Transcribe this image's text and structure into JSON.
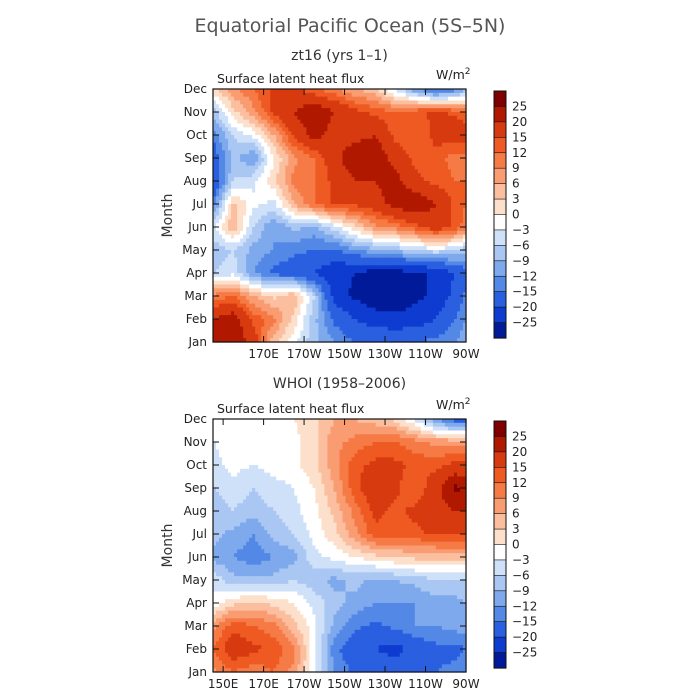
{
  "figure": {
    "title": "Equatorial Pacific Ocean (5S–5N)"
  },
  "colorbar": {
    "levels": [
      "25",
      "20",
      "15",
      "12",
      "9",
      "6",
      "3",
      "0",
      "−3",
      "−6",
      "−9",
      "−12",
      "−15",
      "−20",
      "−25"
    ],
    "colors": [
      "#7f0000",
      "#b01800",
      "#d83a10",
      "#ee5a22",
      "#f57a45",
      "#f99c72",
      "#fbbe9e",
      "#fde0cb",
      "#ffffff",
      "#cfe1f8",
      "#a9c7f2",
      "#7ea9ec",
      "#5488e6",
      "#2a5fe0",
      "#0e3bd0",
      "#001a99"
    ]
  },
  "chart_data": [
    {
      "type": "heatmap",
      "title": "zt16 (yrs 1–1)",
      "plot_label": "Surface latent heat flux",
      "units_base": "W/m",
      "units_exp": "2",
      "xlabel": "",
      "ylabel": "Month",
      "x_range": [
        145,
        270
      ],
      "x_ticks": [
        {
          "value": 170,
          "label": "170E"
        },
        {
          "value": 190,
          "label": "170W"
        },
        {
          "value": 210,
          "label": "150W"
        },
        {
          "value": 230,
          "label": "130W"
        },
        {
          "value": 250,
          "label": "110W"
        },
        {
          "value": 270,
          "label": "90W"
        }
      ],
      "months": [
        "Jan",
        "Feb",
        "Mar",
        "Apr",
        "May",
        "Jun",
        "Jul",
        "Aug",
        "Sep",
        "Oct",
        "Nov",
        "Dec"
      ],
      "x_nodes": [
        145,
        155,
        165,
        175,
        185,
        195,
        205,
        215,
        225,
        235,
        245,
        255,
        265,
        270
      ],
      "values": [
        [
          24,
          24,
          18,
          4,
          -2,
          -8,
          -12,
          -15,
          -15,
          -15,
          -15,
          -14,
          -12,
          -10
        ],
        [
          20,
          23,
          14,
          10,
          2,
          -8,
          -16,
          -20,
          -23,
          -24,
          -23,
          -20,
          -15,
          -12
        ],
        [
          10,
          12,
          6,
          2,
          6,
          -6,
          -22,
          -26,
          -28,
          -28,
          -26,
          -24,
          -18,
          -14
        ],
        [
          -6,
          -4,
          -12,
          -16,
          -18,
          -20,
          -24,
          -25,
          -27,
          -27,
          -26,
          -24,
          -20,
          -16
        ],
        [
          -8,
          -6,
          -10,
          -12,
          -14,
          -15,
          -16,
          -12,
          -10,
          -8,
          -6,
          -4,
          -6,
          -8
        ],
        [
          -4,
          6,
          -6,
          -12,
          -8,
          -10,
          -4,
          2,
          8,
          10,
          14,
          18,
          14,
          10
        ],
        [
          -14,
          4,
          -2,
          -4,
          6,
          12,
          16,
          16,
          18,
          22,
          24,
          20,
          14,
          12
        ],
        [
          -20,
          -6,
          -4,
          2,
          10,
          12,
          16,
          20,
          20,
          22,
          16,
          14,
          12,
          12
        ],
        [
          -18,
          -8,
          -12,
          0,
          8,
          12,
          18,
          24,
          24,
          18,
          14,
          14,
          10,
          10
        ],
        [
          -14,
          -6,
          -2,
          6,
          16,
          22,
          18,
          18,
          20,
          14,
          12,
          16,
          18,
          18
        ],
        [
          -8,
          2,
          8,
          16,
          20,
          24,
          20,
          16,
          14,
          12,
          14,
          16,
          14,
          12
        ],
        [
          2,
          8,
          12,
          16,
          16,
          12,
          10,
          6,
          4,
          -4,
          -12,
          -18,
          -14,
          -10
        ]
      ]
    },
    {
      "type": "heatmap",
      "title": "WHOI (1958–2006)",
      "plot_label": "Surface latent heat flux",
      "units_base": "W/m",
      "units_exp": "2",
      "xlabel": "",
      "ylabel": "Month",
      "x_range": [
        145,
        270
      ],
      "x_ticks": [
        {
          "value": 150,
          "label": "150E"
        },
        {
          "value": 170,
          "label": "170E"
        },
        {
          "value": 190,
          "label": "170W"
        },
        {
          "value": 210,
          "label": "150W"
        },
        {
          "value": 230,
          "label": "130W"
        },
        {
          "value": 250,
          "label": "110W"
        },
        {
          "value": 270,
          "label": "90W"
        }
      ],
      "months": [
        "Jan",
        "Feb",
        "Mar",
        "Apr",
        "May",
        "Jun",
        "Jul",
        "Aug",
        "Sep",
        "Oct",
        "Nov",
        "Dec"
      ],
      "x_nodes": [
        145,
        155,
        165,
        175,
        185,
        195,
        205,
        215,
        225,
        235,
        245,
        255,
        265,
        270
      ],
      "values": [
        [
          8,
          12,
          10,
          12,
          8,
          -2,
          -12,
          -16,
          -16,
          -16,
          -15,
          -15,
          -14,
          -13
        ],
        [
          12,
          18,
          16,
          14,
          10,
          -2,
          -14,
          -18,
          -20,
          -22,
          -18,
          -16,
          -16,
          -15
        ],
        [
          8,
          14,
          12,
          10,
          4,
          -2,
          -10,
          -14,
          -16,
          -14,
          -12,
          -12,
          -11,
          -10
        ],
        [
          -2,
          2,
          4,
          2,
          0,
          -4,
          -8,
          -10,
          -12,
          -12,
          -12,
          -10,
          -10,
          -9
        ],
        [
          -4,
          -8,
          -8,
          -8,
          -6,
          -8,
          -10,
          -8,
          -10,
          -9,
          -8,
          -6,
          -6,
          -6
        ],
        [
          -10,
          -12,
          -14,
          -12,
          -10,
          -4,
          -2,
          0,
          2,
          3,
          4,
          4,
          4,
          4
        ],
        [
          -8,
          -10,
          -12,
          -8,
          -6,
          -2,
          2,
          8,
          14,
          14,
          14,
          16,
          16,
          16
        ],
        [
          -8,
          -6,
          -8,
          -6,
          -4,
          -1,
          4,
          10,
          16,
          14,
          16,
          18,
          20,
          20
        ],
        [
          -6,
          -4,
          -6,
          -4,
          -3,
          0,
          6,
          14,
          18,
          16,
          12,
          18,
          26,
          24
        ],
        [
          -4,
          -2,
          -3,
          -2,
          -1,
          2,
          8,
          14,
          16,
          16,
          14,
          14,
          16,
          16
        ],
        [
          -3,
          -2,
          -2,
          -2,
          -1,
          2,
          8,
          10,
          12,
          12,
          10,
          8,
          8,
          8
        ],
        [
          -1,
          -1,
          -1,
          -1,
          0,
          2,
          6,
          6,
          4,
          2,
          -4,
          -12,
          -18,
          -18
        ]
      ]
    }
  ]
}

· · · ·

### The problem
Repeat the data in full and exactly. Omit pictures.

### Written response
Transcribe this image's text and structure into JSON.
{
  "figure": {
    "title": "Equatorial Pacific Ocean (5S–5N)"
  },
  "colorbar": {
    "levels": [
      "25",
      "20",
      "15",
      "12",
      "9",
      "6",
      "3",
      "0",
      "−3",
      "−6",
      "−9",
      "−12",
      "−15",
      "−20",
      "−25"
    ],
    "colors": [
      "#7f0000",
      "#b01800",
      "#d83a10",
      "#ee5a22",
      "#f57a45",
      "#f99c72",
      "#fbbe9e",
      "#fde0cb",
      "#ffffff",
      "#cfe1f8",
      "#a9c7f2",
      "#7ea9ec",
      "#5488e6",
      "#2a5fe0",
      "#0e3bd0",
      "#001a99"
    ]
  },
  "chart_data": [
    {
      "type": "heatmap",
      "title": "zt16 (yrs 1–1)",
      "plot_label": "Surface latent heat flux",
      "units_base": "W/m",
      "units_exp": "2",
      "xlabel": "",
      "ylabel": "Month",
      "x_range": [
        145,
        270
      ],
      "x_ticks": [
        {
          "value": 170,
          "label": "170E"
        },
        {
          "value": 190,
          "label": "170W"
        },
        {
          "value": 210,
          "label": "150W"
        },
        {
          "value": 230,
          "label": "130W"
        },
        {
          "value": 250,
          "label": "110W"
        },
        {
          "value": 270,
          "label": "90W"
        }
      ],
      "months": [
        "Jan",
        "Feb",
        "Mar",
        "Apr",
        "May",
        "Jun",
        "Jul",
        "Aug",
        "Sep",
        "Oct",
        "Nov",
        "Dec"
      ],
      "x_nodes": [
        145,
        155,
        165,
        175,
        185,
        195,
        205,
        215,
        225,
        235,
        245,
        255,
        265,
        270
      ],
      "values": [
        [
          24,
          24,
          18,
          4,
          -2,
          -8,
          -12,
          -15,
          -15,
          -15,
          -15,
          -14,
          -12,
          -10
        ],
        [
          20,
          23,
          14,
          10,
          2,
          -8,
          -16,
          -20,
          -23,
          -24,
          -23,
          -20,
          -15,
          -12
        ],
        [
          10,
          12,
          6,
          2,
          6,
          -6,
          -22,
          -26,
          -28,
          -28,
          -26,
          -24,
          -18,
          -14
        ],
        [
          -6,
          -4,
          -12,
          -16,
          -18,
          -20,
          -24,
          -25,
          -27,
          -27,
          -26,
          -24,
          -20,
          -16
        ],
        [
          -8,
          -6,
          -10,
          -12,
          -14,
          -15,
          -16,
          -12,
          -10,
          -8,
          -6,
          -4,
          -6,
          -8
        ],
        [
          -4,
          6,
          -6,
          -12,
          -8,
          -10,
          -4,
          2,
          8,
          10,
          14,
          18,
          14,
          10
        ],
        [
          -14,
          4,
          -2,
          -4,
          6,
          12,
          16,
          16,
          18,
          22,
          24,
          20,
          14,
          12
        ],
        [
          -20,
          -6,
          -4,
          2,
          10,
          12,
          16,
          20,
          20,
          22,
          16,
          14,
          12,
          12
        ],
        [
          -18,
          -8,
          -12,
          0,
          8,
          12,
          18,
          24,
          24,
          18,
          14,
          14,
          10,
          10
        ],
        [
          -14,
          -6,
          -2,
          6,
          16,
          22,
          18,
          18,
          20,
          14,
          12,
          16,
          18,
          18
        ],
        [
          -8,
          2,
          8,
          16,
          20,
          24,
          20,
          16,
          14,
          12,
          14,
          16,
          14,
          12
        ],
        [
          2,
          8,
          12,
          16,
          16,
          12,
          10,
          6,
          4,
          -4,
          -12,
          -18,
          -14,
          -10
        ]
      ]
    },
    {
      "type": "heatmap",
      "title": "WHOI (1958–2006)",
      "plot_label": "Surface latent heat flux",
      "units_base": "W/m",
      "units_exp": "2",
      "xlabel": "",
      "ylabel": "Month",
      "x_range": [
        145,
        270
      ],
      "x_ticks": [
        {
          "value": 150,
          "label": "150E"
        },
        {
          "value": 170,
          "label": "170E"
        },
        {
          "value": 190,
          "label": "170W"
        },
        {
          "value": 210,
          "label": "150W"
        },
        {
          "value": 230,
          "label": "130W"
        },
        {
          "value": 250,
          "label": "110W"
        },
        {
          "value": 270,
          "label": "90W"
        }
      ],
      "months": [
        "Jan",
        "Feb",
        "Mar",
        "Apr",
        "May",
        "Jun",
        "Jul",
        "Aug",
        "Sep",
        "Oct",
        "Nov",
        "Dec"
      ],
      "x_nodes": [
        145,
        155,
        165,
        175,
        185,
        195,
        205,
        215,
        225,
        235,
        245,
        255,
        265,
        270
      ],
      "values": [
        [
          8,
          12,
          10,
          12,
          8,
          -2,
          -12,
          -16,
          -16,
          -16,
          -15,
          -15,
          -14,
          -13
        ],
        [
          12,
          18,
          16,
          14,
          10,
          -2,
          -14,
          -18,
          -20,
          -22,
          -18,
          -16,
          -16,
          -15
        ],
        [
          8,
          14,
          12,
          10,
          4,
          -2,
          -10,
          -14,
          -16,
          -14,
          -12,
          -12,
          -11,
          -10
        ],
        [
          -2,
          2,
          4,
          2,
          0,
          -4,
          -8,
          -10,
          -12,
          -12,
          -12,
          -10,
          -10,
          -9
        ],
        [
          -4,
          -8,
          -8,
          -8,
          -6,
          -8,
          -10,
          -8,
          -10,
          -9,
          -8,
          -6,
          -6,
          -6
        ],
        [
          -10,
          -12,
          -14,
          -12,
          -10,
          -4,
          -2,
          0,
          2,
          3,
          4,
          4,
          4,
          4
        ],
        [
          -8,
          -10,
          -12,
          -8,
          -6,
          -2,
          2,
          8,
          14,
          14,
          14,
          16,
          16,
          16
        ],
        [
          -8,
          -6,
          -8,
          -6,
          -4,
          -1,
          4,
          10,
          16,
          14,
          16,
          18,
          20,
          20
        ],
        [
          -6,
          -4,
          -6,
          -4,
          -3,
          0,
          6,
          14,
          18,
          16,
          12,
          18,
          26,
          24
        ],
        [
          -4,
          -2,
          -3,
          -2,
          -1,
          2,
          8,
          14,
          16,
          16,
          14,
          14,
          16,
          16
        ],
        [
          -3,
          -2,
          -2,
          -2,
          -1,
          2,
          8,
          10,
          12,
          12,
          10,
          8,
          8,
          8
        ],
        [
          -1,
          -1,
          -1,
          -1,
          0,
          2,
          6,
          6,
          4,
          2,
          -4,
          -12,
          -18,
          -18
        ]
      ]
    }
  ]
}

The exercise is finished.